[Start]

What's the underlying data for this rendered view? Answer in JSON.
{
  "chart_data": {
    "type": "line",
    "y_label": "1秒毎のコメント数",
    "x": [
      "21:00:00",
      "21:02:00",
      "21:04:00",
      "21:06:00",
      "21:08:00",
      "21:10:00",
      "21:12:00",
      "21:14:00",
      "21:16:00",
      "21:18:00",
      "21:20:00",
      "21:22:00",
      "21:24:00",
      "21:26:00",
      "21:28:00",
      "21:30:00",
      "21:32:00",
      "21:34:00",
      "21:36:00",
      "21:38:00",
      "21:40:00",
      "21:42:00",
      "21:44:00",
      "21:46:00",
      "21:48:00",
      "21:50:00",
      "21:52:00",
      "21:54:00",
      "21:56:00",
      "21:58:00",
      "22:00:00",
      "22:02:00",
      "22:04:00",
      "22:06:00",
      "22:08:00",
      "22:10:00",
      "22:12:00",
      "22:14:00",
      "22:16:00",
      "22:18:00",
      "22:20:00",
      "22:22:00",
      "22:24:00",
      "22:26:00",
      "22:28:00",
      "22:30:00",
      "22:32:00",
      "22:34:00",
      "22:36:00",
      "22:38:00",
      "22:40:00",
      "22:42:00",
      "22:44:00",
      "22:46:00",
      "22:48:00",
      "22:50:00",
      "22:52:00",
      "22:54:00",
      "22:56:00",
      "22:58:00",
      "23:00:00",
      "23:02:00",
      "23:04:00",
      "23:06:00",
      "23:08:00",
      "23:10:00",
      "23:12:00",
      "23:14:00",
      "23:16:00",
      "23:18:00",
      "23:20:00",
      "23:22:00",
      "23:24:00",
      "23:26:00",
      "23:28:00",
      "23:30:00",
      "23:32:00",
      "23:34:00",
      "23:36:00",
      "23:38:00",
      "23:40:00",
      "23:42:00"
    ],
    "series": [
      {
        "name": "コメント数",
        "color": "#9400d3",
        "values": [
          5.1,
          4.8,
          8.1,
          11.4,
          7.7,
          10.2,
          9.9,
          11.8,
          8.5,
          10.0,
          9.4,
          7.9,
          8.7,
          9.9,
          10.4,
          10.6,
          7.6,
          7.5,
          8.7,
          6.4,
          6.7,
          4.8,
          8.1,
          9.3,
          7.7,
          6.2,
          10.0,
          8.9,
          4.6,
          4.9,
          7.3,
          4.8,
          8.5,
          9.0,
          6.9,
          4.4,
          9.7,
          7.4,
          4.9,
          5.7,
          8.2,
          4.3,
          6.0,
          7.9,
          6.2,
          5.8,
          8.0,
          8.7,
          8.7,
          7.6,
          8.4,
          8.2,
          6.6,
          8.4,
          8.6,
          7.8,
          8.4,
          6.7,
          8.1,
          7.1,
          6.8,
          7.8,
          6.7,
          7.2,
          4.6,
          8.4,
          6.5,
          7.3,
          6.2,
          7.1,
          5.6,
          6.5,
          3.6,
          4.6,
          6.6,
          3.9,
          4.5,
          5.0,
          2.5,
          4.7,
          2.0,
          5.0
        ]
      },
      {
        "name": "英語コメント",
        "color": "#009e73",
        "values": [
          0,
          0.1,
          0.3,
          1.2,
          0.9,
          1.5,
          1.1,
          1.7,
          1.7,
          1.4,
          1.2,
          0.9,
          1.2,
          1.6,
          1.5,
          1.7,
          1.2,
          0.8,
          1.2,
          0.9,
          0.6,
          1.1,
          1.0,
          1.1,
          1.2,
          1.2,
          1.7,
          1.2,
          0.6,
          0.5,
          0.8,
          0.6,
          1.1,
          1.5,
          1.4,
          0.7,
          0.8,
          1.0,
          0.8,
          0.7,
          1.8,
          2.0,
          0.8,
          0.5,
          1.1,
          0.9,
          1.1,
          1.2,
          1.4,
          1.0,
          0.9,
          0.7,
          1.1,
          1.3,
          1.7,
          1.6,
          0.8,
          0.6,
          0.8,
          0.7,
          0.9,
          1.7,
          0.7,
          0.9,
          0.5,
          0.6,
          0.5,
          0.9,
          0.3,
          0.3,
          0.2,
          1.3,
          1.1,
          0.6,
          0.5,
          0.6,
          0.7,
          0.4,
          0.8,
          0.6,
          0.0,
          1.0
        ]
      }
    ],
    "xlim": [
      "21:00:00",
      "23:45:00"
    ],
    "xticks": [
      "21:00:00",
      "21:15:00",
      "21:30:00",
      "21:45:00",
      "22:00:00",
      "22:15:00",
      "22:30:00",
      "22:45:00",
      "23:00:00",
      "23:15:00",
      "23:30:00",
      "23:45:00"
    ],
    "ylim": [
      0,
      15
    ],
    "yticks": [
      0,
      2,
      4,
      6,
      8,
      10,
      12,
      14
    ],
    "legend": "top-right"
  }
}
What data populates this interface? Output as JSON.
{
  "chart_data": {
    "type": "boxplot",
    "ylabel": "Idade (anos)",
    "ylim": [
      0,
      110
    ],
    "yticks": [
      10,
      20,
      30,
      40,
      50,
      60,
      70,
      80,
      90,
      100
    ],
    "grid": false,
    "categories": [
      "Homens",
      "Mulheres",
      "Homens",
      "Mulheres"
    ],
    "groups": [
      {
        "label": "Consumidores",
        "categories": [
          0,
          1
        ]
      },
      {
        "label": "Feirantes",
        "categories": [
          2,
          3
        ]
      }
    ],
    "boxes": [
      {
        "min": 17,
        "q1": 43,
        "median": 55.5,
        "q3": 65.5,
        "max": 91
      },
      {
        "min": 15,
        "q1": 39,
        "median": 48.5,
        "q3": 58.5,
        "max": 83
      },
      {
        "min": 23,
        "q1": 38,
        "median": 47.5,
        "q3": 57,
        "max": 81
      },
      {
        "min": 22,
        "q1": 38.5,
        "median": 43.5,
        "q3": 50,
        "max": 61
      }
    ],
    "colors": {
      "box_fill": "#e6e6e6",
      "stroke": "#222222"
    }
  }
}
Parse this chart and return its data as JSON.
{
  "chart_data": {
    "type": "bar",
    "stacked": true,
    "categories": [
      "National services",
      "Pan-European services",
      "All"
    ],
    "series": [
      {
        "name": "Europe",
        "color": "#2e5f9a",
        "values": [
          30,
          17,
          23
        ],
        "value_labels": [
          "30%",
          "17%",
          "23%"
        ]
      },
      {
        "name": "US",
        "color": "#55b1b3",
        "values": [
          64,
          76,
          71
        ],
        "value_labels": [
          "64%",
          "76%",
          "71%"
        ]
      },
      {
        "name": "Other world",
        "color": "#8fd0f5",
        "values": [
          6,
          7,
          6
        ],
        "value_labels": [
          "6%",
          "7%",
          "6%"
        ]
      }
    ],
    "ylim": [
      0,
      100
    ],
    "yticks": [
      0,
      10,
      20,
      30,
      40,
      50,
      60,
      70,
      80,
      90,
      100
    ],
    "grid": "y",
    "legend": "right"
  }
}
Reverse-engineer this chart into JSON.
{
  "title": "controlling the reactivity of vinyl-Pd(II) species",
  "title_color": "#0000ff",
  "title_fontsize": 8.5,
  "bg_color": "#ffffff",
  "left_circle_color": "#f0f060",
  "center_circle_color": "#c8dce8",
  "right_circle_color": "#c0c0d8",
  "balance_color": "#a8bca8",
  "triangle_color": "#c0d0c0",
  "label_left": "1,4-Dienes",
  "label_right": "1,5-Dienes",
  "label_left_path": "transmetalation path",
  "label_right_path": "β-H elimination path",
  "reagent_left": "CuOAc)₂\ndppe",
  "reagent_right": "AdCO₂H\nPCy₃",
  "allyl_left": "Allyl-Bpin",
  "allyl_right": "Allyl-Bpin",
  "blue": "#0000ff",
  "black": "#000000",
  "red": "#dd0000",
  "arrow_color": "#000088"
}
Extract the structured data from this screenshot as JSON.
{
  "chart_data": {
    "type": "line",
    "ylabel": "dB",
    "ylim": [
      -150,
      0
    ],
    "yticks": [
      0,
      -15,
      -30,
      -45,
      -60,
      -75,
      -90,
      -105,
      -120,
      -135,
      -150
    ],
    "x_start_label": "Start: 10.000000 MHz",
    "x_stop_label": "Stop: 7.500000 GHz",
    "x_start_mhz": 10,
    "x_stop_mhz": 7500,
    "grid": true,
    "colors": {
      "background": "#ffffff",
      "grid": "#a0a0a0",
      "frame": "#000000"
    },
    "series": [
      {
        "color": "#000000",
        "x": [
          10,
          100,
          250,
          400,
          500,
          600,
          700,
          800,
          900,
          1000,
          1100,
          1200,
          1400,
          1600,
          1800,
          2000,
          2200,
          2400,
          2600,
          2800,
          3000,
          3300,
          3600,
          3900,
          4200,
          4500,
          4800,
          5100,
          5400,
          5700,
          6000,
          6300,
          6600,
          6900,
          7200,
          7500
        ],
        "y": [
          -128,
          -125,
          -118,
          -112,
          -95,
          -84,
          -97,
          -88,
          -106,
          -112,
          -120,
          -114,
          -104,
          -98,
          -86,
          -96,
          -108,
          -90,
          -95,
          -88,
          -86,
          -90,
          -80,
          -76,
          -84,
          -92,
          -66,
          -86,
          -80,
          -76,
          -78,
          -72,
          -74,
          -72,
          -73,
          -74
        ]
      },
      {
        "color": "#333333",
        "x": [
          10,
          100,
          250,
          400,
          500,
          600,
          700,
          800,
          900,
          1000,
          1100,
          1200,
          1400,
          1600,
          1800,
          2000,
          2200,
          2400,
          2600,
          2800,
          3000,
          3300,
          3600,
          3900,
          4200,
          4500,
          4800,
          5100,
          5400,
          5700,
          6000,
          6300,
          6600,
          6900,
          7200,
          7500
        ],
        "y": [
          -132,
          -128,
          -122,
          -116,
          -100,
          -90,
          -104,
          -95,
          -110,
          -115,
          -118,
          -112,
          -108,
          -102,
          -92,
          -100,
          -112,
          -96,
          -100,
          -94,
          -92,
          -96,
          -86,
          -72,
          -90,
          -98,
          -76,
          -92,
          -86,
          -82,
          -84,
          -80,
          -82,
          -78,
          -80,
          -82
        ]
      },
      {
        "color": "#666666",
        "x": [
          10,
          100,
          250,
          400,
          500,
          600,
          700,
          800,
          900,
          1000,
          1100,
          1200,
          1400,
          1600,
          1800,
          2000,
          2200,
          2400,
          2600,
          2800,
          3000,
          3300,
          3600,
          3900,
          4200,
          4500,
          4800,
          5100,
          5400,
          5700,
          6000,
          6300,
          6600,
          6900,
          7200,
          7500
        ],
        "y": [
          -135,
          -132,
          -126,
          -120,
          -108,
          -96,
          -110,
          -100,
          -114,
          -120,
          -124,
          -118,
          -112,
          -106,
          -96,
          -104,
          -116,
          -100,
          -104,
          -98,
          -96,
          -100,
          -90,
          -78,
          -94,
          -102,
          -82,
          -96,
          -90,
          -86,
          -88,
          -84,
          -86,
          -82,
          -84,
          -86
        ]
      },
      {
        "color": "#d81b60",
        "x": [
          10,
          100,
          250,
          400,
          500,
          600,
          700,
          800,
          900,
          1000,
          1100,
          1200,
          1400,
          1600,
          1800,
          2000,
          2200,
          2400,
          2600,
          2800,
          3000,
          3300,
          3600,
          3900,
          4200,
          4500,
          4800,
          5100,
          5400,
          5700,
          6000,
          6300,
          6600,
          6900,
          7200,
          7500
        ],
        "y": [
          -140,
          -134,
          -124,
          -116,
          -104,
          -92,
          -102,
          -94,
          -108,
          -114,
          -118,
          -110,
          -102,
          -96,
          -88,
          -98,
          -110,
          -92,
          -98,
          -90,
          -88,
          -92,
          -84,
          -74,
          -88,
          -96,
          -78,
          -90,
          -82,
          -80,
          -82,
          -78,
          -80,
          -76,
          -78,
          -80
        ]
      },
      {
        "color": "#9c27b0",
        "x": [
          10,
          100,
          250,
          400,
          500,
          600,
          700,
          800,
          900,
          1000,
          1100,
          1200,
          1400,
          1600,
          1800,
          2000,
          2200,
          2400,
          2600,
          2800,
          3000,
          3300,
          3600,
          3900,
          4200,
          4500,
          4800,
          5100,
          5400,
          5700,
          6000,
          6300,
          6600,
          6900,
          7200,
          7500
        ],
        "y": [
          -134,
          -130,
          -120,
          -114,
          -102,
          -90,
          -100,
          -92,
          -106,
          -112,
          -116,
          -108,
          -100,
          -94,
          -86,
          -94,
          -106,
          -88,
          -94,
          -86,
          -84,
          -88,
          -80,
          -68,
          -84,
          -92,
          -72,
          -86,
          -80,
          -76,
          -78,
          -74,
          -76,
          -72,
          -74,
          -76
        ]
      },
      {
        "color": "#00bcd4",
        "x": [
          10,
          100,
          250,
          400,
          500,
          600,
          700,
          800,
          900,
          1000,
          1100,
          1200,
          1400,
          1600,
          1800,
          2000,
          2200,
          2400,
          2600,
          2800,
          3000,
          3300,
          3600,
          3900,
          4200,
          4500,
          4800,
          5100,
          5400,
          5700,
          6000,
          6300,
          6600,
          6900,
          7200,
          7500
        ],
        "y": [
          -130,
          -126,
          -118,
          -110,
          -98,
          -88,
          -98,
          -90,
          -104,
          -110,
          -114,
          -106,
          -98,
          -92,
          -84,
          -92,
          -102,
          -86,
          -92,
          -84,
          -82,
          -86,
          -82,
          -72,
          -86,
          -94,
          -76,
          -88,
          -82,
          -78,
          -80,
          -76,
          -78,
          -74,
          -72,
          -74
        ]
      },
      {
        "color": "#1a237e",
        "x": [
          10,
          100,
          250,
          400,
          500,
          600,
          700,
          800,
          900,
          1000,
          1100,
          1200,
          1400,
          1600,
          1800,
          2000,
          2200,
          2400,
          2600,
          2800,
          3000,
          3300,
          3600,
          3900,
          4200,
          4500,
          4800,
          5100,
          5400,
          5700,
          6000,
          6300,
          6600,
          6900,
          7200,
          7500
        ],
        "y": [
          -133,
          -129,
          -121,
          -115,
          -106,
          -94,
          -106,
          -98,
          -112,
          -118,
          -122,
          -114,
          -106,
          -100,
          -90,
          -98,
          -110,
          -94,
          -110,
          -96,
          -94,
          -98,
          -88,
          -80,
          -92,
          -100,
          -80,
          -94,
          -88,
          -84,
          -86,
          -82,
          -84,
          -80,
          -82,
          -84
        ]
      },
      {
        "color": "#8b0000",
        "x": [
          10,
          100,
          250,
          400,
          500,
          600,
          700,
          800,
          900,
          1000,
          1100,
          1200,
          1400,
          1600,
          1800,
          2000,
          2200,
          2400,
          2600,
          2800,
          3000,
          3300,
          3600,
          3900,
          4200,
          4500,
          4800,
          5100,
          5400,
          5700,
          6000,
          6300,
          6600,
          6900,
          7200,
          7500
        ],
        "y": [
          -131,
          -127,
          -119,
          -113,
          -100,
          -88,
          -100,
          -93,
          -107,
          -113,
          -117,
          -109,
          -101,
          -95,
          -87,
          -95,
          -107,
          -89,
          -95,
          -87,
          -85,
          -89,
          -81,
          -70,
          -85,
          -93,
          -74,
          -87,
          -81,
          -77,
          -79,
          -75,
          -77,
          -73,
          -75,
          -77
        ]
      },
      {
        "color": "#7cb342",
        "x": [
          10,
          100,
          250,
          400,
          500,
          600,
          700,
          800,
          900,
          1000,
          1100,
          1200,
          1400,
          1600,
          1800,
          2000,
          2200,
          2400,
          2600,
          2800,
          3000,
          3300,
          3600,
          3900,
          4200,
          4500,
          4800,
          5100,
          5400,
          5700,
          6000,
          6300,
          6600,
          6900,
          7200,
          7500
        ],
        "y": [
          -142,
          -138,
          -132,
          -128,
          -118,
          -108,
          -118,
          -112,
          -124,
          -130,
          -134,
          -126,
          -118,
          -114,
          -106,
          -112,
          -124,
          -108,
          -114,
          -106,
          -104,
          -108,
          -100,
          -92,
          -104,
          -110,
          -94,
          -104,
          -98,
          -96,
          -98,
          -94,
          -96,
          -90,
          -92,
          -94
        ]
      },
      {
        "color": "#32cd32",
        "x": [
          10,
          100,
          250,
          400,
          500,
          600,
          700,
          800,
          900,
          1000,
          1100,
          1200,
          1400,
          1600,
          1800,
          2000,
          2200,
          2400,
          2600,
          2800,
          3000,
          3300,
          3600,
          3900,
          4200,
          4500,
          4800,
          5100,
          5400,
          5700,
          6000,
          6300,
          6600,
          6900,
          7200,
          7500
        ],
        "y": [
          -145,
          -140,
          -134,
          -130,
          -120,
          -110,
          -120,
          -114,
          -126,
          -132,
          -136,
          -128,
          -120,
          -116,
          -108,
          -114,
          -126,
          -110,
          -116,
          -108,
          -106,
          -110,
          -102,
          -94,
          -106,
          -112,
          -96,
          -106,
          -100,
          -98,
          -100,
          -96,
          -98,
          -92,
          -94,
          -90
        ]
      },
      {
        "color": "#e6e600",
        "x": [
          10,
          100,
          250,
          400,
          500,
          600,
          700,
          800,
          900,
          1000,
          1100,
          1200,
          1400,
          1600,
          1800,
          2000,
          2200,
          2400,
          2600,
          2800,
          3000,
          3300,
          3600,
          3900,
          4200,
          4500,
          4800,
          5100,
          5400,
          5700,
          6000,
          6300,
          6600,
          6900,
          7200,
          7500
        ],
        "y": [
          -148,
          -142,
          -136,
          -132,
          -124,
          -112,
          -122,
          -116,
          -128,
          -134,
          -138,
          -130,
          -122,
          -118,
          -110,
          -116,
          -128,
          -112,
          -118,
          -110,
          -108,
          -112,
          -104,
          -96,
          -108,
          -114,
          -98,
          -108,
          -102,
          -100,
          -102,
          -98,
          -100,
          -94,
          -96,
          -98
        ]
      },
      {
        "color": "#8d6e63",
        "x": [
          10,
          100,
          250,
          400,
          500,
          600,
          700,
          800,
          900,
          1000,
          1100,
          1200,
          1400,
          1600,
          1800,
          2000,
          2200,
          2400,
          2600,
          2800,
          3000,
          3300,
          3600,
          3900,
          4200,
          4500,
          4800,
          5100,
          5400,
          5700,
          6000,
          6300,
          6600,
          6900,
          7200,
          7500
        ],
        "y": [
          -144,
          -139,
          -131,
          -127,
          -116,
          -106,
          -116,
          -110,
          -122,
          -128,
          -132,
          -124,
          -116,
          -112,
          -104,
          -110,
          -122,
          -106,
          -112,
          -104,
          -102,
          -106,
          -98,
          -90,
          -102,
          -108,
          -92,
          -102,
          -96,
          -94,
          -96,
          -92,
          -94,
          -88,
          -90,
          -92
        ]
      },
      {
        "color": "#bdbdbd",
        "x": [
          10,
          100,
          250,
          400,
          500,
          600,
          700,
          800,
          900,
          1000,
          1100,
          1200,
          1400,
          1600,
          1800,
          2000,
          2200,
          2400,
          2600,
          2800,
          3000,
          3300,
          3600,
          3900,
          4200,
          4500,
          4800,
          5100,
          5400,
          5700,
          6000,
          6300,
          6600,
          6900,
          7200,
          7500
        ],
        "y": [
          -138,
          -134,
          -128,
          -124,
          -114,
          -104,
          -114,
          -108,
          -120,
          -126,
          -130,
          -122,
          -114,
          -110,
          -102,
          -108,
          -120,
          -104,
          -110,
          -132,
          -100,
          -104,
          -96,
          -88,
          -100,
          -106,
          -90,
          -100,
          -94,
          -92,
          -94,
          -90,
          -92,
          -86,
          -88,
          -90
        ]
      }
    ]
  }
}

[End]

Return every line holding the word "path" from the records.

  "label_left_path": "transmetalation path",
  "label_right_path": "β-H elimination path",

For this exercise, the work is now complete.